[Saved entries]
##############################

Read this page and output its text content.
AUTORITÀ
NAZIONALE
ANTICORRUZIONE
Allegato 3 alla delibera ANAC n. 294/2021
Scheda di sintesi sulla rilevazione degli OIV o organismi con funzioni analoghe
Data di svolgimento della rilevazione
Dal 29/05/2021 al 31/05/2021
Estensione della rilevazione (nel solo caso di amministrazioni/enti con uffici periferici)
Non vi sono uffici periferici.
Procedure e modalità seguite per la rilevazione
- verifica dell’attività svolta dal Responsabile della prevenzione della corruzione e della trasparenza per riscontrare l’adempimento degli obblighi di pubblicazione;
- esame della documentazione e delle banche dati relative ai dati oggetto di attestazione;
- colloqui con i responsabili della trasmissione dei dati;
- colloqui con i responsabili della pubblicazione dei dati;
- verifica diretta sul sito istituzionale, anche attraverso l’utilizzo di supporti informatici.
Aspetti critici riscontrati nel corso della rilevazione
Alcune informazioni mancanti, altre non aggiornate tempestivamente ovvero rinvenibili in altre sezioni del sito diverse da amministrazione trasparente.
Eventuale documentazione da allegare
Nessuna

##############################

Take every line from the records above that has the word "degli" and copy it.

Scheda di sintesi sulla rilevazione degli OIV o organismi con funzioni analoghe
- verifica dell’attività svolta dal Responsabile della prevenzione della corruzione e della trasparenza per riscontrare l’adempimento degli obblighi di pubblicazione;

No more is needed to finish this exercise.